Written problem: Rewrite each of the records below as a numbered list of its lines, leaving out any blank lines.

Records to process:
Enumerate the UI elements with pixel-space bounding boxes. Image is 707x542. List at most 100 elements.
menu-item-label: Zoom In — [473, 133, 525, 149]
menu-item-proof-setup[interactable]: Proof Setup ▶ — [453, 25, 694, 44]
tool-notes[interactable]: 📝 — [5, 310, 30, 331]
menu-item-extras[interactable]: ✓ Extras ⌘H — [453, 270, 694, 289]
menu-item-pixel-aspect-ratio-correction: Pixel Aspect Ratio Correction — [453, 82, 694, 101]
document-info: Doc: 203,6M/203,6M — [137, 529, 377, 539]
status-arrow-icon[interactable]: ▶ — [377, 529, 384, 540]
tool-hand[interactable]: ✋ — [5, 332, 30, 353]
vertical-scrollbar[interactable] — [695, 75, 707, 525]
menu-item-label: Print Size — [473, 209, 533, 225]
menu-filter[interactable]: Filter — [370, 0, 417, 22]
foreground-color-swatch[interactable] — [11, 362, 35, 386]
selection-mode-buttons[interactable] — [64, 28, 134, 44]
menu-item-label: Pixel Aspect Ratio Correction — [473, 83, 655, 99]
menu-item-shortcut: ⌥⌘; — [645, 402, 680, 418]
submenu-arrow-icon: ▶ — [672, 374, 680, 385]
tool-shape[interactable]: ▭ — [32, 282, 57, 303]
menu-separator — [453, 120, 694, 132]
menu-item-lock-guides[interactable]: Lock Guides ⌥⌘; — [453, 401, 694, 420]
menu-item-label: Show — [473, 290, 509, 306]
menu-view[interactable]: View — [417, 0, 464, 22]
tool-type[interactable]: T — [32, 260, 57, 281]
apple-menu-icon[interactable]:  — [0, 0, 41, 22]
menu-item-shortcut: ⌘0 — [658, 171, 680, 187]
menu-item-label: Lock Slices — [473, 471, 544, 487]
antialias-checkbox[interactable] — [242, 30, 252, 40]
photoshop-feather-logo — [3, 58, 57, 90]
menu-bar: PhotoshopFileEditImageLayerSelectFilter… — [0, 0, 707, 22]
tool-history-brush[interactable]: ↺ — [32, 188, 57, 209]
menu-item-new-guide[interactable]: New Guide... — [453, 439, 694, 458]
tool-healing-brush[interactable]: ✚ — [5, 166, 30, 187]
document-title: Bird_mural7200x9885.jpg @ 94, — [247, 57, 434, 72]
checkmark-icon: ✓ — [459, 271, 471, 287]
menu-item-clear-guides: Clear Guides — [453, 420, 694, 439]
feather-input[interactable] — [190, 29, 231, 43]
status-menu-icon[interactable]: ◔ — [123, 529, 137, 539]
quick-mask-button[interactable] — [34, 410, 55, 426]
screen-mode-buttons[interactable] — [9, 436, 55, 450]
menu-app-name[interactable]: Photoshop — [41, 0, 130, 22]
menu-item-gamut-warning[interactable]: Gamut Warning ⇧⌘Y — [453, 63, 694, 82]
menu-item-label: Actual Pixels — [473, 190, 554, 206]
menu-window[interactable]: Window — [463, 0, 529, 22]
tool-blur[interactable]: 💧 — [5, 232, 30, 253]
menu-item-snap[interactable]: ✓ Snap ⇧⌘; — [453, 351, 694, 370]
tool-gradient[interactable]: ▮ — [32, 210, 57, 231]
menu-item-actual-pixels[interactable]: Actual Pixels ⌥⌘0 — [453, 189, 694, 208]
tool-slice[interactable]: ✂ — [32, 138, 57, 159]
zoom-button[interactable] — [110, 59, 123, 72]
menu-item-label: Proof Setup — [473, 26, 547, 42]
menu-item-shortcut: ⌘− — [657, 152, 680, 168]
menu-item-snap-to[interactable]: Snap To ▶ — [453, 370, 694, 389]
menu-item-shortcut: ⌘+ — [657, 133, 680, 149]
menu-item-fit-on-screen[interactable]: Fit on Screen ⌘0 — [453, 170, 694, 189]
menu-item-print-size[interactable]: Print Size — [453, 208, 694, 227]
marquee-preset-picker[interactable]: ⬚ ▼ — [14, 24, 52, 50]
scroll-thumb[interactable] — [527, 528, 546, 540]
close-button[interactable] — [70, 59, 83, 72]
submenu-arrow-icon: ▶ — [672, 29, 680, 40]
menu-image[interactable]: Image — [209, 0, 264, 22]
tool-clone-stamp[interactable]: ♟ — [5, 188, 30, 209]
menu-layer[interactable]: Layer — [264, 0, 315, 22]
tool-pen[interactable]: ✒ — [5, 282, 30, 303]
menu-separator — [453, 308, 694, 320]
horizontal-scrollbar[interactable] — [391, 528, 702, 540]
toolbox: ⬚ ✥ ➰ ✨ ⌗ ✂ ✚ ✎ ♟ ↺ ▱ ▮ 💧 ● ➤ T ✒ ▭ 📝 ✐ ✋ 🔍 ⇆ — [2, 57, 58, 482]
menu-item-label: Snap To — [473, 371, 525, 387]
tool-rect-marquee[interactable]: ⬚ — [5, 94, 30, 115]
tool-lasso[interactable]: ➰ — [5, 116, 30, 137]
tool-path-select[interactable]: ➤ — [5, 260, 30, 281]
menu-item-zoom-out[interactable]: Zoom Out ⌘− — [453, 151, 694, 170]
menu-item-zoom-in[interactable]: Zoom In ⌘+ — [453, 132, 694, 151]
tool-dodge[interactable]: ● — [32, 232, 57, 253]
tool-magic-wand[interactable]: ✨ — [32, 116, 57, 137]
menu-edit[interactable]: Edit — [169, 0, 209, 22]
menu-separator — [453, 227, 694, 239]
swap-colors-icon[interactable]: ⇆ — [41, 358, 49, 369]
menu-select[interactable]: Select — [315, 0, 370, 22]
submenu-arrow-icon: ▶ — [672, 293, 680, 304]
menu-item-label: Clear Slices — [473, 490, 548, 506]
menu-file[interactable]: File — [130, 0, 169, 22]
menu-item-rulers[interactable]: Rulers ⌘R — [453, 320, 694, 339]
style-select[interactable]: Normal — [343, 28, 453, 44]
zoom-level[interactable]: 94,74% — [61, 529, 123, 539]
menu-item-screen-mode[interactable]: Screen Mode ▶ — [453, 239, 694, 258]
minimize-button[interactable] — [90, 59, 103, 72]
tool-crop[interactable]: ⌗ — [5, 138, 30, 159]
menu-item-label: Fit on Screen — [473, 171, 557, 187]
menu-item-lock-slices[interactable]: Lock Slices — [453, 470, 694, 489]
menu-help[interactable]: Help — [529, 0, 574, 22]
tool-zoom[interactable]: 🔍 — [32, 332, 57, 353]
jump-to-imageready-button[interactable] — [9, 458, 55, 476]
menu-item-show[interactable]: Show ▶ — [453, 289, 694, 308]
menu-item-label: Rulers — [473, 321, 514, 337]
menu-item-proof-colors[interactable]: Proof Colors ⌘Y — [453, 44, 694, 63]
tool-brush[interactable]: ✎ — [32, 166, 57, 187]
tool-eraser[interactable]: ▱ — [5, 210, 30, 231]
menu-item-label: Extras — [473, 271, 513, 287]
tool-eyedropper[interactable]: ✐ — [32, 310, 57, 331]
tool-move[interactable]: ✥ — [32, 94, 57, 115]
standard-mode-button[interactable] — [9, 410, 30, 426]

Full answer:
1. Enumerate the UI elements with pixel-space bounding boxes. Image is 707x542. List at most 100 elements.
2. menu-item-label: Zoom In — [473, 133, 525, 149]
3. menu-item-proof-setup[interactable]: Proof Setup ▶ — [453, 25, 694, 44]
4. tool-notes[interactable]: 📝 — [5, 310, 30, 331]
5. menu-item-extras[interactable]: ✓ Extras ⌘H — [453, 270, 694, 289]
6. menu-item-pixel-aspect-ratio-correction: Pixel Aspect Ratio Correction — [453, 82, 694, 101]
7. document-info: Doc: 203,6M/203,6M — [137, 529, 377, 539]
8. status-arrow-icon[interactable]: ▶ — [377, 529, 384, 540]
9. tool-hand[interactable]: ✋ — [5, 332, 30, 353]
10. vertical-scrollbar[interactable] — [695, 75, 707, 525]
11. menu-item-label: Print Size — [473, 209, 533, 225]
12. menu-filter[interactable]: Filter — [370, 0, 417, 22]
13. foreground-color-swatch[interactable] — [11, 362, 35, 386]
14. selection-mode-buttons[interactable] — [64, 28, 134, 44]
15. menu-item-label: Pixel Aspect Ratio Correction — [473, 83, 655, 99]
16. menu-item-shortcut: ⌥⌘; — [645, 402, 680, 418]
17. submenu-arrow-icon: ▶ — [672, 374, 680, 385]
18. tool-shape[interactable]: ▭ — [32, 282, 57, 303]
19. menu-separator — [453, 120, 694, 132]
20. menu-item-lock-guides[interactable]: Lock Guides ⌥⌘; — [453, 401, 694, 420]
21. menu-item-label: Show — [473, 290, 509, 306]
22. menu-view[interactable]: View — [417, 0, 464, 22]
23. tool-type[interactable]: T — [32, 260, 57, 281]
24. apple-menu-icon[interactable]:  — [0, 0, 41, 22]
25. menu-item-shortcut: ⌘0 — [658, 171, 680, 187]
26. menu-item-label: Lock Slices — [473, 471, 544, 487]
27. antialias-checkbox[interactable] — [242, 30, 252, 40]
28. photoshop-feather-logo — [3, 58, 57, 90]
29. menu-bar: PhotoshopFileEditImageLayerSelectFilter… — [0, 0, 707, 22]
30. tool-history-brush[interactable]: ↺ — [32, 188, 57, 209]
31. menu-item-new-guide[interactable]: New Guide... — [453, 439, 694, 458]
32. tool-healing-brush[interactable]: ✚ — [5, 166, 30, 187]
33. document-title: Bird_mural7200x9885.jpg @ 94, — [247, 57, 434, 72]
34. checkmark-icon: ✓ — [459, 271, 471, 287]
35. menu-item-clear-guides: Clear Guides — [453, 420, 694, 439]
36. feather-input[interactable] — [190, 29, 231, 43]
37. status-menu-icon[interactable]: ◔ — [123, 529, 137, 539]
38. quick-mask-button[interactable] — [34, 410, 55, 426]
39. screen-mode-buttons[interactable] — [9, 436, 55, 450]
40. menu-app-name[interactable]: Photoshop — [41, 0, 130, 22]
41. menu-item-gamut-warning[interactable]: Gamut Warning ⇧⌘Y — [453, 63, 694, 82]
42. menu-item-label: Actual Pixels — [473, 190, 554, 206]
43. menu-window[interactable]: Window — [463, 0, 529, 22]
44. tool-blur[interactable]: 💧 — [5, 232, 30, 253]
45. menu-item-snap[interactable]: ✓ Snap ⇧⌘; — [453, 351, 694, 370]
46. tool-gradient[interactable]: ▮ — [32, 210, 57, 231]
47. menu-item-actual-pixels[interactable]: Actual Pixels ⌥⌘0 — [453, 189, 694, 208]
48. tool-slice[interactable]: ✂ — [32, 138, 57, 159]
49. zoom-button[interactable] — [110, 59, 123, 72]
50. menu-item-label: Proof Setup — [473, 26, 547, 42]
51. menu-item-shortcut: ⌘− — [657, 152, 680, 168]
52. menu-item-snap-to[interactable]: Snap To ▶ — [453, 370, 694, 389]
53. menu-item-shortcut: ⌘+ — [657, 133, 680, 149]
54. menu-item-fit-on-screen[interactable]: Fit on Screen ⌘0 — [453, 170, 694, 189]
55. menu-item-print-size[interactable]: Print Size — [453, 208, 694, 227]
56. marquee-preset-picker[interactable]: ⬚ ▼ — [14, 24, 52, 50]
57. scroll-thumb[interactable] — [527, 528, 546, 540]
58. close-button[interactable] — [70, 59, 83, 72]
59. submenu-arrow-icon: ▶ — [672, 29, 680, 40]
60. menu-image[interactable]: Image — [209, 0, 264, 22]
61. tool-clone-stamp[interactable]: ♟ — [5, 188, 30, 209]
62. menu-layer[interactable]: Layer — [264, 0, 315, 22]
63. tool-pen[interactable]: ✒ — [5, 282, 30, 303]
64. menu-separator — [453, 308, 694, 320]
65. horizontal-scrollbar[interactable] — [391, 528, 702, 540]
66. toolbox: ⬚ ✥ ➰ ✨ ⌗ ✂ ✚ ✎ ♟ ↺ ▱ ▮ 💧 ● ➤ T ✒ ▭ 📝 ✐ ✋ 🔍 ⇆ — [2, 57, 58, 482]
67. menu-item-label: Snap To — [473, 371, 525, 387]
68. tool-rect-marquee[interactable]: ⬚ — [5, 94, 30, 115]
69. tool-lasso[interactable]: ➰ — [5, 116, 30, 137]
70. tool-path-select[interactable]: ➤ — [5, 260, 30, 281]
71. menu-item-zoom-out[interactable]: Zoom Out ⌘− — [453, 151, 694, 170]
72. menu-item-zoom-in[interactable]: Zoom In ⌘+ — [453, 132, 694, 151]
73. tool-dodge[interactable]: ● — [32, 232, 57, 253]
74. tool-magic-wand[interactable]: ✨ — [32, 116, 57, 137]
75. menu-edit[interactable]: Edit — [169, 0, 209, 22]
76. menu-separator — [453, 227, 694, 239]
77. swap-colors-icon[interactable]: ⇆ — [41, 358, 49, 369]
78. menu-select[interactable]: Select — [315, 0, 370, 22]
79. submenu-arrow-icon: ▶ — [672, 293, 680, 304]
80. menu-item-label: Clear Slices — [473, 490, 548, 506]
81. menu-file[interactable]: File — [130, 0, 169, 22]
82. menu-item-rulers[interactable]: Rulers ⌘R — [453, 320, 694, 339]
83. style-select[interactable]: Normal — [343, 28, 453, 44]
84. zoom-level[interactable]: 94,74% — [61, 529, 123, 539]
85. menu-item-screen-mode[interactable]: Screen Mode ▶ — [453, 239, 694, 258]
86. minimize-button[interactable] — [90, 59, 103, 72]
87. tool-crop[interactable]: ⌗ — [5, 138, 30, 159]
88. menu-item-label: Fit on Screen — [473, 171, 557, 187]
89. menu-item-lock-slices[interactable]: Lock Slices — [453, 470, 694, 489]
90. menu-help[interactable]: Help — [529, 0, 574, 22]
91. tool-zoom[interactable]: 🔍 — [32, 332, 57, 353]
92. jump-to-imageready-button[interactable] — [9, 458, 55, 476]
93. menu-item-show[interactable]: Show ▶ — [453, 289, 694, 308]
94. menu-item-label: Rulers — [473, 321, 514, 337]
95. menu-item-proof-colors[interactable]: Proof Colors ⌘Y — [453, 44, 694, 63]
96. tool-brush[interactable]: ✎ — [32, 166, 57, 187]
97. tool-eraser[interactable]: ▱ — [5, 210, 30, 231]
98. menu-item-label: Extras — [473, 271, 513, 287]
99. tool-eyedropper[interactable]: ✐ — [32, 310, 57, 331]
100. tool-move[interactable]: ✥ — [32, 94, 57, 115]
101. standard-mode-button[interactable] — [9, 410, 30, 426]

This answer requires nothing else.